• [THE EXERCISE]:
Set down the full listing exactly as given. Any pictures are to be left out.

=== STORED ROWS ===

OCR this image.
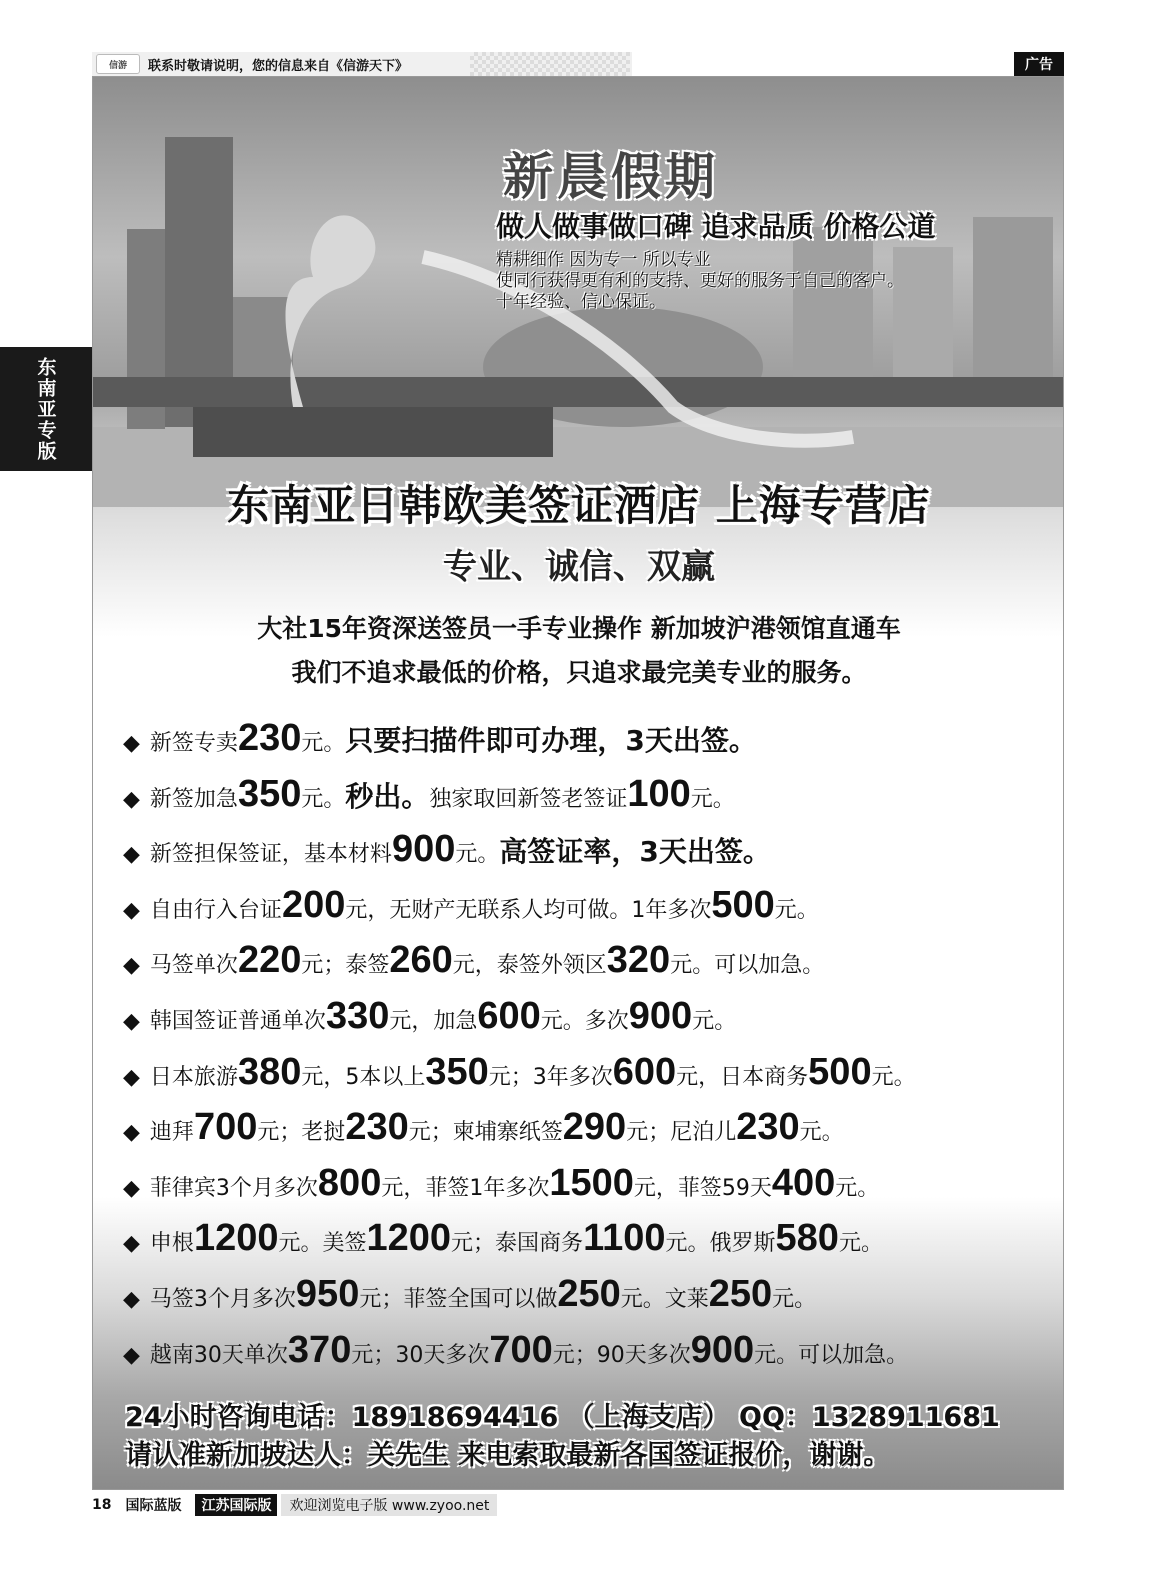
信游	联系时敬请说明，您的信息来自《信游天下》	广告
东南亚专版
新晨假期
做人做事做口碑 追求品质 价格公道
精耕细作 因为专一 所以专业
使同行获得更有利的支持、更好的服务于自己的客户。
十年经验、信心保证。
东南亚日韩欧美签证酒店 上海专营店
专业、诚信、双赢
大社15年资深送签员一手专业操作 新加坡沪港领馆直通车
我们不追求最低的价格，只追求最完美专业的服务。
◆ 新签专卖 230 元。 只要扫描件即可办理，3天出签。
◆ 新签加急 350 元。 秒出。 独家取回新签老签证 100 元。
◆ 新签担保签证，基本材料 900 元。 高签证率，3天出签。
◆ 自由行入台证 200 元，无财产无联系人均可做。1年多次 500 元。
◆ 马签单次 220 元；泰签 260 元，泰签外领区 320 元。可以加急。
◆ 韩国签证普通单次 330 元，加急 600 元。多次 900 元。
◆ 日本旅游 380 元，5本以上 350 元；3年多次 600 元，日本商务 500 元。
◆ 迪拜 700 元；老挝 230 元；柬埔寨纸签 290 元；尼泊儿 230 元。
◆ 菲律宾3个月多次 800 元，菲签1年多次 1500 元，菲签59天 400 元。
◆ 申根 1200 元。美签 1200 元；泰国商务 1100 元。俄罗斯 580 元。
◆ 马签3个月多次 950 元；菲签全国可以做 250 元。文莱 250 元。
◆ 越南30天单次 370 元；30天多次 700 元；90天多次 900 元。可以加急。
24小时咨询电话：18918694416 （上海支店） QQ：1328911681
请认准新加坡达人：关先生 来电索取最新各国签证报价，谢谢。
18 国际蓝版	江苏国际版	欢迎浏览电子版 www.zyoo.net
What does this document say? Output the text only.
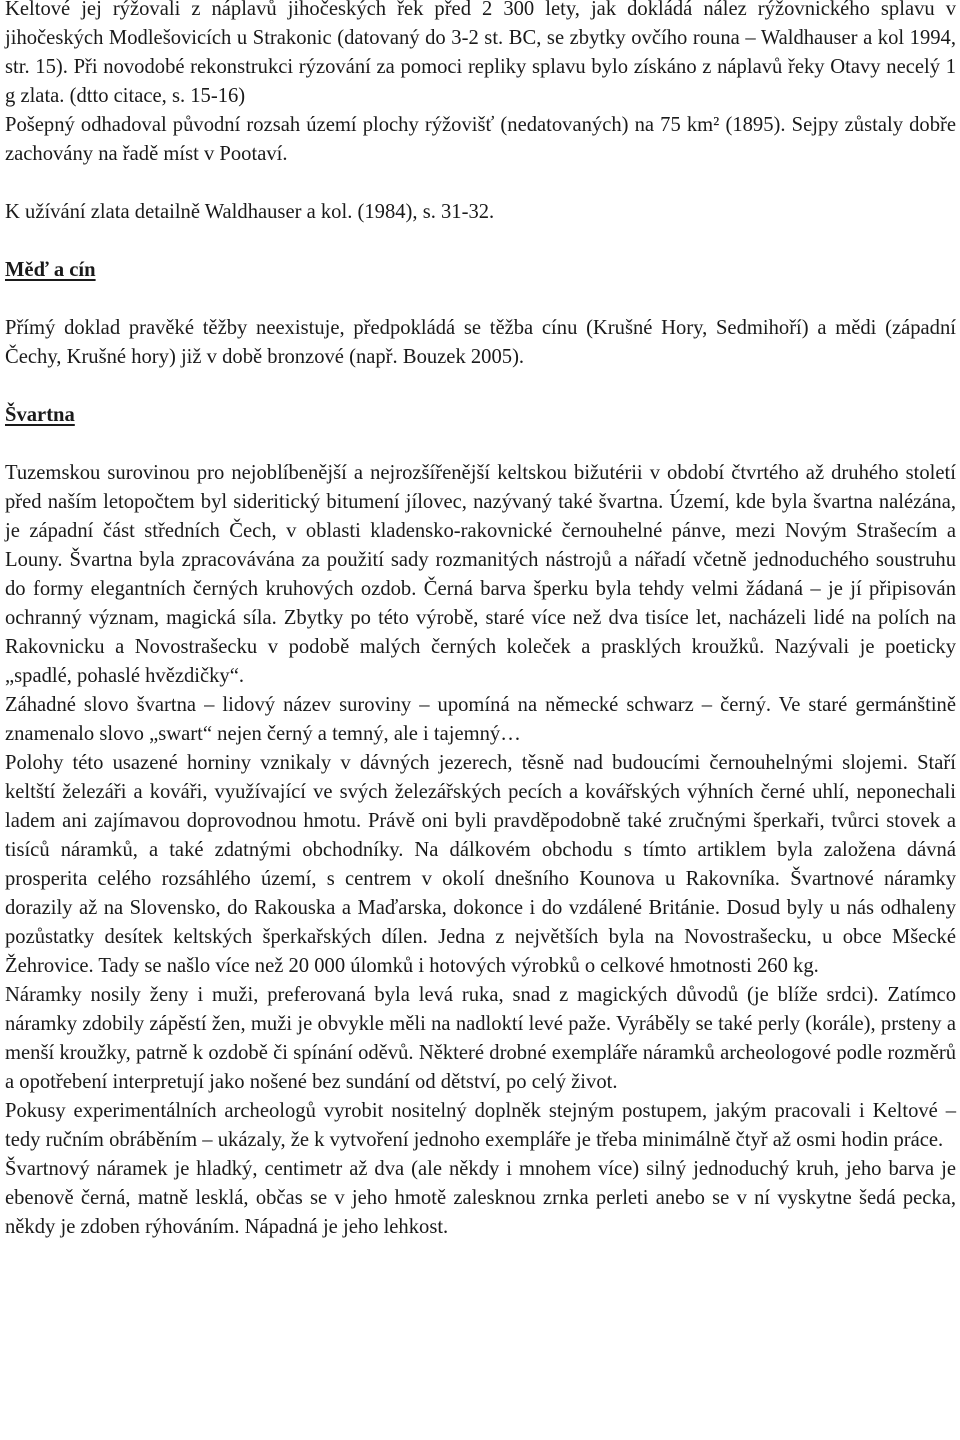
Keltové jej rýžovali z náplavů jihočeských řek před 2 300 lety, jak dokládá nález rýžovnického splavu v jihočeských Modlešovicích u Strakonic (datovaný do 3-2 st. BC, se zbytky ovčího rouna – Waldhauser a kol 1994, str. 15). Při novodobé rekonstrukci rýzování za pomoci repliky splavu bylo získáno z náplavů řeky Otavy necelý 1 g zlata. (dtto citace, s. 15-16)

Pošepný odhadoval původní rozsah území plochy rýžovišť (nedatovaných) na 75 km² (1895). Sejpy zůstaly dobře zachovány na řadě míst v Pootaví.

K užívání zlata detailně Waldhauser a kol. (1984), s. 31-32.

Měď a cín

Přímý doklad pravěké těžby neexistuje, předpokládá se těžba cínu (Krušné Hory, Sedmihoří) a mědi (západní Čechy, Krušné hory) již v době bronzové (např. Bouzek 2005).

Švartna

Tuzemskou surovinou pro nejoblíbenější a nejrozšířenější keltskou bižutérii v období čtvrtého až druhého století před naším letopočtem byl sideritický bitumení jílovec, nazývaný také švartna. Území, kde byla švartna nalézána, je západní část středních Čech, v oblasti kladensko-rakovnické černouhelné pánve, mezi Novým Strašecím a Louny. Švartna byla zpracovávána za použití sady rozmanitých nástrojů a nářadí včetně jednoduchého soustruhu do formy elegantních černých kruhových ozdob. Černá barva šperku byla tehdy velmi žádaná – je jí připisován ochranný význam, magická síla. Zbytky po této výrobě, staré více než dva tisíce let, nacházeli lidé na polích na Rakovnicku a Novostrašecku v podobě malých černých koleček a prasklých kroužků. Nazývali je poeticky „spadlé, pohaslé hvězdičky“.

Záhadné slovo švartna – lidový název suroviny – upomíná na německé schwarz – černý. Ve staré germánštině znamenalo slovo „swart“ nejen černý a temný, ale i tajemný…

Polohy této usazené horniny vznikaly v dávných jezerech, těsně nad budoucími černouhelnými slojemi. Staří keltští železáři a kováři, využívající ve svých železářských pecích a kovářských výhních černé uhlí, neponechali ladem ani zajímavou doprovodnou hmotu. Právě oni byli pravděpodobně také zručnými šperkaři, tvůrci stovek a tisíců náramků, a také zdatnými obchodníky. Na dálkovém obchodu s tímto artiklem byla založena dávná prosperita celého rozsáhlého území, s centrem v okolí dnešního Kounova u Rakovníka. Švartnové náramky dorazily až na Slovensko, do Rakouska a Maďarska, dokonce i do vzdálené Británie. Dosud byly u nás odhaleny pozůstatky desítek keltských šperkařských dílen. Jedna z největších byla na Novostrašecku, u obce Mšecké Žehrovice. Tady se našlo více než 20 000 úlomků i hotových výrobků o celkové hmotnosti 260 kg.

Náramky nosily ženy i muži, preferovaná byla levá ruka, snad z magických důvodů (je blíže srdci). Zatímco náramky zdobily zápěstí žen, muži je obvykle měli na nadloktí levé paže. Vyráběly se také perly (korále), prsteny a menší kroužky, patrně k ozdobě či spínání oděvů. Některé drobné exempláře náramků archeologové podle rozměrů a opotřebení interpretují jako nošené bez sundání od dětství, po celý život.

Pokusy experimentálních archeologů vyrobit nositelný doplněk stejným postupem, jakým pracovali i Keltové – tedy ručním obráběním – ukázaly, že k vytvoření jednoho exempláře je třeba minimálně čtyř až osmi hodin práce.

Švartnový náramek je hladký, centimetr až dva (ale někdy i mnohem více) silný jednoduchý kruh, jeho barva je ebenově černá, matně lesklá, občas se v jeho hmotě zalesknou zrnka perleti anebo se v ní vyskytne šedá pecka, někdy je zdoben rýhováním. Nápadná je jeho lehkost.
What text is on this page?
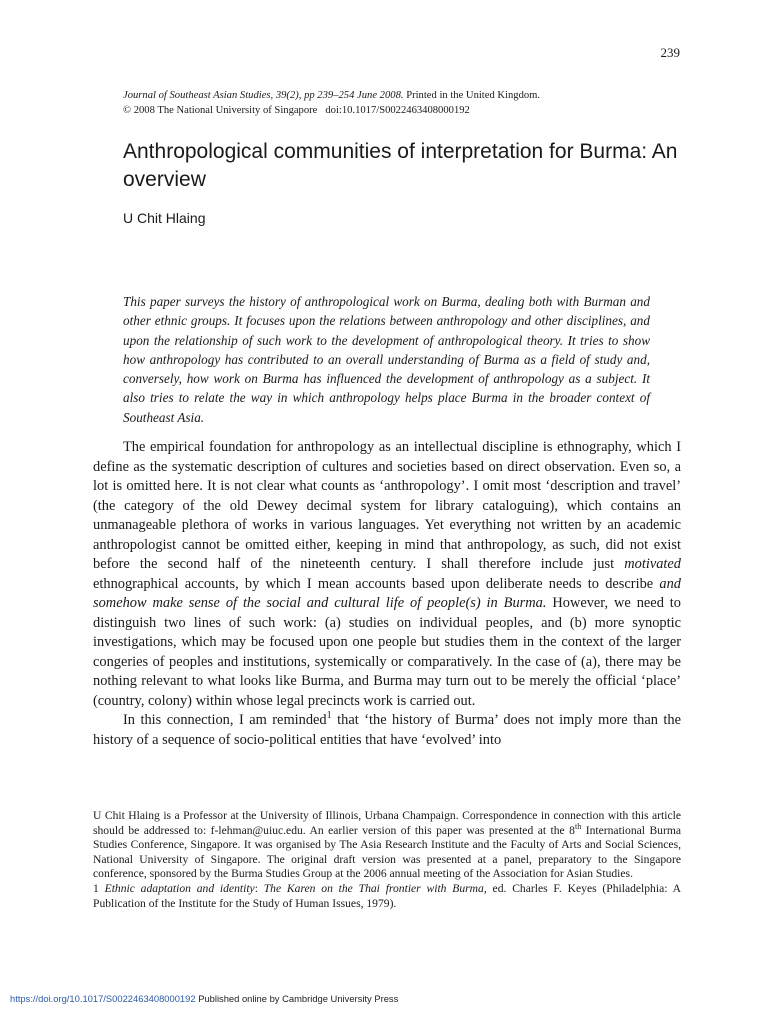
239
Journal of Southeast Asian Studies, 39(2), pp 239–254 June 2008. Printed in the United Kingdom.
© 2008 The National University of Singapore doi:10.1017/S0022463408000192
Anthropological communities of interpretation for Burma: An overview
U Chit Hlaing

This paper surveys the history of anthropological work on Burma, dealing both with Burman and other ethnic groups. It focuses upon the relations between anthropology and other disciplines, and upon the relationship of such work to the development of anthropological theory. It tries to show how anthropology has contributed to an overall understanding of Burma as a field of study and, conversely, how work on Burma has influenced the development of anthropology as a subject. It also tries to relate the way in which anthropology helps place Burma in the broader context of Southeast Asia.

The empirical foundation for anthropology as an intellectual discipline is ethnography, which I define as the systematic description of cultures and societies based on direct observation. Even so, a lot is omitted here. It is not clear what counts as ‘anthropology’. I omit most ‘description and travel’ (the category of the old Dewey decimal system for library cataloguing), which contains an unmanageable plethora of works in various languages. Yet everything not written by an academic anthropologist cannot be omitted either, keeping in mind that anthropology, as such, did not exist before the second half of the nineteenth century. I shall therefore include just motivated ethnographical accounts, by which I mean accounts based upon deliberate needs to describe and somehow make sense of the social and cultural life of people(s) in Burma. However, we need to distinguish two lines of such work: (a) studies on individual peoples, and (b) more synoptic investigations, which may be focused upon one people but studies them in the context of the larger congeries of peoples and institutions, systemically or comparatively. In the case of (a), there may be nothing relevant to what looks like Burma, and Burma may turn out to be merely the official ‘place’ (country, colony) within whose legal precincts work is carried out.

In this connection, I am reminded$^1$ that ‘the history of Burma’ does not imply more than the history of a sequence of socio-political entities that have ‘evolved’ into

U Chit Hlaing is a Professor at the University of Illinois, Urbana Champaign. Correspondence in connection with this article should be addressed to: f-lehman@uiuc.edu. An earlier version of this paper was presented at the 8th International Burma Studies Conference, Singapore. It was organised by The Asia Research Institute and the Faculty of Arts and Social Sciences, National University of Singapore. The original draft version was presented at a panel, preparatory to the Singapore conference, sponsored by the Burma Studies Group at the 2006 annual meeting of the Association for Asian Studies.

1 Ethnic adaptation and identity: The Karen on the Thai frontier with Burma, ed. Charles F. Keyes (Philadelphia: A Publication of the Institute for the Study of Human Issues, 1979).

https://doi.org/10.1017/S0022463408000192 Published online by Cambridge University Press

===

• [WRITTEN RESPONSE]:
OCR this image.
信游	联系时敬请说明，您的信息来自《信游天下》	广告
东南亚专版
新晨假期
做人做事做口碑 追求品质 价格公道
精耕细作 因为专一 所以专业
使同行获得更有利的支持、更好的服务于自己的客户。
十年经验、信心保证。
东南亚日韩欧美签证酒店 上海专营店
专业、诚信、双赢
大社15年资深送签员一手专业操作 新加坡沪港领馆直通车
我们不追求最低的价格，只追求最完美专业的服务。
◆ 新签专卖 230 元。 只要扫描件即可办理，3天出签。
◆ 新签加急 350 元。 秒出。 独家取回新签老签证 100 元。
◆ 新签担保签证，基本材料 900 元。 高签证率，3天出签。
◆ 自由行入台证 200 元，无财产无联系人均可做。1年多次 500 元。
◆ 马签单次 220 元；泰签 260 元，泰签外领区 320 元。可以加急。
◆ 韩国签证普通单次 330 元，加急 600 元。多次 900 元。
◆ 日本旅游 380 元，5本以上 350 元；3年多次 600 元，日本商务 500 元。
◆ 迪拜 700 元；老挝 230 元；柬埔寨纸签 290 元；尼泊儿 230 元。
◆ 菲律宾3个月多次 800 元，菲签1年多次 1500 元，菲签59天 400 元。
◆ 申根 1200 元。美签 1200 元；泰国商务 1100 元。俄罗斯 580 元。
◆ 马签3个月多次 950 元；菲签全国可以做 250 元。文莱 250 元。
◆ 越南30天单次 370 元；30天多次 700 元；90天多次 900 元。可以加急。
24小时咨询电话：18918694416 （上海支店） QQ：1328911681
请认准新加坡达人：关先生 来电索取最新各国签证报价，谢谢。
18 国际蓝版	江苏国际版	欢迎浏览电子版 www.zyoo.net
What does this document say? Output the text only.
Keltové jej rýžovali z náplavů jihočeských řek před 2 300 lety, jak dokládá nález rýžovnického splavu v jihočeských Modlešovicích u Strakonic (datovaný do 3-2 st. BC, se zbytky ovčího rouna – Waldhauser a kol 1994, str. 15). Při novodobé rekonstrukci rýzování za pomoci repliky splavu bylo získáno z náplavů řeky Otavy necelý 1 g zlata. (dtto citace, s. 15-16)

Pošepný odhadoval původní rozsah území plochy rýžovišť (nedatovaných) na 75 km² (1895). Sejpy zůstaly dobře zachovány na řadě míst v Pootaví.

K užívání zlata detailně Waldhauser a kol. (1984), s. 31-32.

Měď a cín

Přímý doklad pravěké těžby neexistuje, předpokládá se těžba cínu (Krušné Hory, Sedmihoří) a mědi (západní Čechy, Krušné hory) již v době bronzové (např. Bouzek 2005).

Švartna

Tuzemskou surovinou pro nejoblíbenější a nejrozšířenější keltskou bižutérii v období čtvrtého až druhého století před naším letopočtem byl sideritický bitumení jílovec, nazývaný také švartna. Území, kde byla švartna nalézána, je západní část středních Čech, v oblasti kladensko-rakovnické černouhelné pánve, mezi Novým Strašecím a Louny. Švartna byla zpracovávána za použití sady rozmanitých nástrojů a nářadí včetně jednoduchého soustruhu do formy elegantních černých kruhových ozdob. Černá barva šperku byla tehdy velmi žádaná – je jí připisován ochranný význam, magická síla. Zbytky po této výrobě, staré více než dva tisíce let, nacházeli lidé na polích na Rakovnicku a Novostrašecku v podobě malých černých koleček a prasklých kroužků. Nazývali je poeticky „spadlé, pohaslé hvězdičky“.

Záhadné slovo švartna – lidový název suroviny – upomíná na německé schwarz – černý. Ve staré germánštině znamenalo slovo „swart“ nejen černý a temný, ale i tajemný…

Polohy této usazené horniny vznikaly v dávných jezerech, těsně nad budoucími černouhelnými slojemi. Staří keltští železáři a kováři, využívající ve svých železářských pecích a kovářských výhních černé uhlí, neponechali ladem ani zajímavou doprovodnou hmotu. Právě oni byli pravděpodobně také zručnými šperkaři, tvůrci stovek a tisíců náramků, a také zdatnými obchodníky. Na dálkovém obchodu s tímto artiklem byla založena dávná prosperita celého rozsáhlého území, s centrem v okolí dnešního Kounova u Rakovníka. Švartnové náramky dorazily až na Slovensko, do Rakouska a Maďarska, dokonce i do vzdálené Británie. Dosud byly u nás odhaleny pozůstatky desítek keltských šperkařských dílen. Jedna z největších byla na Novostrašecku, u obce Mšecké Žehrovice. Tady se našlo více než 20 000 úlomků i hotových výrobků o celkové hmotnosti 260 kg.

Náramky nosily ženy i muži, preferovaná byla levá ruka, snad z magických důvodů (je blíže srdci). Zatímco náramky zdobily zápěstí žen, muži je obvykle měli na nadloktí levé paže. Vyráběly se také perly (korále), prsteny a menší kroužky, patrně k ozdobě či spínání oděvů. Některé drobné exempláře náramků archeologové podle rozměrů a opotřebení interpretují jako nošené bez sundání od dětství, po celý život.

Pokusy experimentálních archeologů vyrobit nositelný doplněk stejným postupem, jakým pracovali i Keltové – tedy ručním obráběním – ukázaly, že k vytvoření jednoho exempláře je třeba minimálně čtyř až osmi hodin práce.

Švartnový náramek je hladký, centimetr až dva (ale někdy i mnohem více) silný jednoduchý kruh, jeho barva je ebenově černá, matně lesklá, občas se v jeho hmotě zalesknou zrnka perleti anebo se v ní vyskytne šedá pecka, někdy je zdoben rýhováním. Nápadná je jeho lehkost.
What text is on this page?
239
Journal of Southeast Asian Studies, 39(2), pp 239–254 June 2008. Printed in the United Kingdom.
© 2008 The National University of Singapore doi:10.1017/S0022463408000192
Anthropological communities of interpretation for Burma: An overview
U Chit Hlaing

This paper surveys the history of anthropological work on Burma, dealing both with Burman and other ethnic groups. It focuses upon the relations between anthropology and other disciplines, and upon the relationship of such work to the development of anthropological theory. It tries to show how anthropology has contributed to an overall understanding of Burma as a field of study and, conversely, how work on Burma has influenced the development of anthropology as a subject. It also tries to relate the way in which anthropology helps place Burma in the broader context of Southeast Asia.

The empirical foundation for anthropology as an intellectual discipline is ethnography, which I define as the systematic description of cultures and societies based on direct observation. Even so, a lot is omitted here. It is not clear what counts as ‘anthropology’. I omit most ‘description and travel’ (the category of the old Dewey decimal system for library cataloguing), which contains an unmanageable plethora of works in various languages. Yet everything not written by an academic anthropologist cannot be omitted either, keeping in mind that anthropology, as such, did not exist before the second half of the nineteenth century. I shall therefore include just motivated ethnographical accounts, by which I mean accounts based upon deliberate needs to describe and somehow make sense of the social and cultural life of people(s) in Burma. However, we need to distinguish two lines of such work: (a) studies on individual peoples, and (b) more synoptic investigations, which may be focused upon one people but studies them in the context of the larger congeries of peoples and institutions, systemically or comparatively. In the case of (a), there may be nothing relevant to what looks like Burma, and Burma may turn out to be merely the official ‘place’ (country, colony) within whose legal precincts work is carried out.

In this connection, I am reminded$^1$ that ‘the history of Burma’ does not imply more than the history of a sequence of socio-political entities that have ‘evolved’ into

U Chit Hlaing is a Professor at the University of Illinois, Urbana Champaign. Correspondence in connection with this article should be addressed to: f-lehman@uiuc.edu. An earlier version of this paper was presented at the 8th International Burma Studies Conference, Singapore. It was organised by The Asia Research Institute and the Faculty of Arts and Social Sciences, National University of Singapore. The original draft version was presented at a panel, preparatory to the Singapore conference, sponsored by the Burma Studies Group at the 2006 annual meeting of the Association for Asian Studies.

1 Ethnic adaptation and identity: The Karen on the Thai frontier with Burma, ed. Charles F. Keyes (Philadelphia: A Publication of the Institute for the Study of Human Issues, 1979).

https://doi.org/10.1017/S0022463408000192 Published online by Cambridge University Press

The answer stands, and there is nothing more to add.